▸ TASK INPUT
* start *
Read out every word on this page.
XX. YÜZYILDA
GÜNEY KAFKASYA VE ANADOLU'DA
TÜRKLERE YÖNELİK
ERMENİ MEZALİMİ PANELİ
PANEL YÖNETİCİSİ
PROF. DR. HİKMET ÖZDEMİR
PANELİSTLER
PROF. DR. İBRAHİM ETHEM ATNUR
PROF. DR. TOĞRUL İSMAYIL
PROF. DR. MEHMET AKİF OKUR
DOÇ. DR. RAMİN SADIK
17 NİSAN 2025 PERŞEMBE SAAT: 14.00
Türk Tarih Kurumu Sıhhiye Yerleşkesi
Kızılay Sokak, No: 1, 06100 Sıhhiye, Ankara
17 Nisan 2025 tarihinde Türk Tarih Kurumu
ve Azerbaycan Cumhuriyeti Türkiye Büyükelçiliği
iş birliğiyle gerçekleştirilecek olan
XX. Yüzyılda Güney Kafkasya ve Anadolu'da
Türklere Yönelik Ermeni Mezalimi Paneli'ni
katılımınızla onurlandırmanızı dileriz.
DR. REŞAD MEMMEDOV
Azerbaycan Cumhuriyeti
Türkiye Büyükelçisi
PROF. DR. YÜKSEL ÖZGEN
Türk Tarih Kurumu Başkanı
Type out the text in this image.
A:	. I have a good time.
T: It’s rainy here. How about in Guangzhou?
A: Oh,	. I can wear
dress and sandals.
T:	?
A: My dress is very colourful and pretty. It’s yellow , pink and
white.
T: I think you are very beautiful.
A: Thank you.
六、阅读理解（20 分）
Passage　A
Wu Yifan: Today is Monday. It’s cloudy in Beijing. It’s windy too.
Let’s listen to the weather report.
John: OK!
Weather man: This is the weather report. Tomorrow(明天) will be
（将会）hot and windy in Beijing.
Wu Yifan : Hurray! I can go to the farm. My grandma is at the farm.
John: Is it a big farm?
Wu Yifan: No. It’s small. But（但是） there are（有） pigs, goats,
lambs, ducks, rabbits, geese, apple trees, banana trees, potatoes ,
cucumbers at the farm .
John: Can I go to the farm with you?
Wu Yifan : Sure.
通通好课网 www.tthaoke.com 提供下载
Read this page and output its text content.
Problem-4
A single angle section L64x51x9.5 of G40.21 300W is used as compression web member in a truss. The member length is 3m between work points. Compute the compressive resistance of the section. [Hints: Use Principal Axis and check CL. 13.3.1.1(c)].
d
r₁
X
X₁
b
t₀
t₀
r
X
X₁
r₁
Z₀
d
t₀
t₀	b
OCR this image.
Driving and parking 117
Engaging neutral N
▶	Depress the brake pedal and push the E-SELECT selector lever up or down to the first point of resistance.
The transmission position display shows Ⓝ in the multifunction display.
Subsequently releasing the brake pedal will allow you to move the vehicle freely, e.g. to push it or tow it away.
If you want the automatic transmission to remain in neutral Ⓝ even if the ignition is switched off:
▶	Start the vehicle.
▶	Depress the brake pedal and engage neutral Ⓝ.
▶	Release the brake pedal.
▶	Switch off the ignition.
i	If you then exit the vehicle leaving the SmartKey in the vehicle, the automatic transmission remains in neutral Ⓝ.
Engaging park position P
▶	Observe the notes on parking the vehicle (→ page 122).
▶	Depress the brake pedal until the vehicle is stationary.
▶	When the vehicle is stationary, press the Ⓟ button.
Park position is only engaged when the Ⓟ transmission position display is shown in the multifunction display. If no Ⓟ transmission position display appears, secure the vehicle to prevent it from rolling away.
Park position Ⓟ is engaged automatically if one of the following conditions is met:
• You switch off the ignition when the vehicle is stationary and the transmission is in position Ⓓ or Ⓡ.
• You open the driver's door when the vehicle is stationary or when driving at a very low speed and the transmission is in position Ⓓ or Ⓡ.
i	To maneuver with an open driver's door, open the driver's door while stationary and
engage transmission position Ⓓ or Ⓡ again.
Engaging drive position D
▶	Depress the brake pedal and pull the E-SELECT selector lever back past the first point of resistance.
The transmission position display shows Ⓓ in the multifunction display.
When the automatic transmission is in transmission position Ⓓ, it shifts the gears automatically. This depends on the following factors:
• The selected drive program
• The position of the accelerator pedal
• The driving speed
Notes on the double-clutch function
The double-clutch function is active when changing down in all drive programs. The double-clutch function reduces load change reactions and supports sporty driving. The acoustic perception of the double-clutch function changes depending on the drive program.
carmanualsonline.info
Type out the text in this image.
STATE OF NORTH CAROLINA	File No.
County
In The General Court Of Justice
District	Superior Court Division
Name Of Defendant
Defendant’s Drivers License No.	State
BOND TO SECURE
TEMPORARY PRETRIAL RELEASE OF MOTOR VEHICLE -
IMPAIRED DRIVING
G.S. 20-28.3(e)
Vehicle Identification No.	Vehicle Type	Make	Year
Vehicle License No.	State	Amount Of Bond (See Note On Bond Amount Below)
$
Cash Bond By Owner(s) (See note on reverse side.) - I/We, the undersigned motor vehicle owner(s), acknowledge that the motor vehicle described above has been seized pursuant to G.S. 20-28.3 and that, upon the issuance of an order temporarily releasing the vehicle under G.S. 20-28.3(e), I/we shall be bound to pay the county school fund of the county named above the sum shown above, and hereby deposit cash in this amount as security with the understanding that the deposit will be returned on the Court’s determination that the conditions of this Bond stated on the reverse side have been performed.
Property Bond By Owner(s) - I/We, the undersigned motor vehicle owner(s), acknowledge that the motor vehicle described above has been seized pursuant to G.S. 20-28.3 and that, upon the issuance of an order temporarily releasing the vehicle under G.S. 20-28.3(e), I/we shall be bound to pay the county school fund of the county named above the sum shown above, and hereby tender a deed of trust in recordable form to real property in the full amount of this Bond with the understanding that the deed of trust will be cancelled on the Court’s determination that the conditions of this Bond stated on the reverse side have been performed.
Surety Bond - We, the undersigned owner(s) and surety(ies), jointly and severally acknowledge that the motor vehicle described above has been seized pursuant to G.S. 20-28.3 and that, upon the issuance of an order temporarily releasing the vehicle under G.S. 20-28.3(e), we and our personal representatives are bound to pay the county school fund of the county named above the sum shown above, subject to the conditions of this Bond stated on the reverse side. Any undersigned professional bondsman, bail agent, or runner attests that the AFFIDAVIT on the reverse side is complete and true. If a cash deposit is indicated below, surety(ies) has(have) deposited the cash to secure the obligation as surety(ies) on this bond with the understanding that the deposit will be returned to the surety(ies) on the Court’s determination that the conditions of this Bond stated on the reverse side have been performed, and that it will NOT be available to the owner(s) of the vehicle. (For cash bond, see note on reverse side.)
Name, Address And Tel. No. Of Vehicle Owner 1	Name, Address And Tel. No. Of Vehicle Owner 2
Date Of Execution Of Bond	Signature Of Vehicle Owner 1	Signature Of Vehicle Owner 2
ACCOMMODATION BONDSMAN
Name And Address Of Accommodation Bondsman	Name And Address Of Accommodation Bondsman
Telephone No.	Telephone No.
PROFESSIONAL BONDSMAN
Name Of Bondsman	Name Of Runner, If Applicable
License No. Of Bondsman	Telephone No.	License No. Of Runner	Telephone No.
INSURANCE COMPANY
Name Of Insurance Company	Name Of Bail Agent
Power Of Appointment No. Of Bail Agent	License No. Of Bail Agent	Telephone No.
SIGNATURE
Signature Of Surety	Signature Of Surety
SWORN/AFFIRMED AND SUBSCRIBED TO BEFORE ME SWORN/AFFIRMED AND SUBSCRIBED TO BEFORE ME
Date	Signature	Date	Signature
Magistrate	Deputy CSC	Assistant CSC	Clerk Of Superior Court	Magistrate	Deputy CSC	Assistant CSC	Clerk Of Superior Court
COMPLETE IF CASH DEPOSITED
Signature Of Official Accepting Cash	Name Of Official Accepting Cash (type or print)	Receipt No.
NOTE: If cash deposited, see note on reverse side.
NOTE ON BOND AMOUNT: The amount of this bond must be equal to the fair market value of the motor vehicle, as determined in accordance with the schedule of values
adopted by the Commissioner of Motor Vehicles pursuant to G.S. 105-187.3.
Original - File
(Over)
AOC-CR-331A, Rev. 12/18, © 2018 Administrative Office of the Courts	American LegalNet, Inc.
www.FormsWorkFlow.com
* end *
▸ TASK PROMPT
In the listing above, find the lines holding the word "away" and copy them.

▸ PROBLEM SOLUTION
Subsequently releasing the brake pedal will allow you to move the vehicle freely, e.g. to push it or tow it away.
Park position is only engaged when the Ⓟ transmission position display is shown in the multifunction display. If no Ⓟ transmission position display appears, secure the vehicle to prevent it from rolling away.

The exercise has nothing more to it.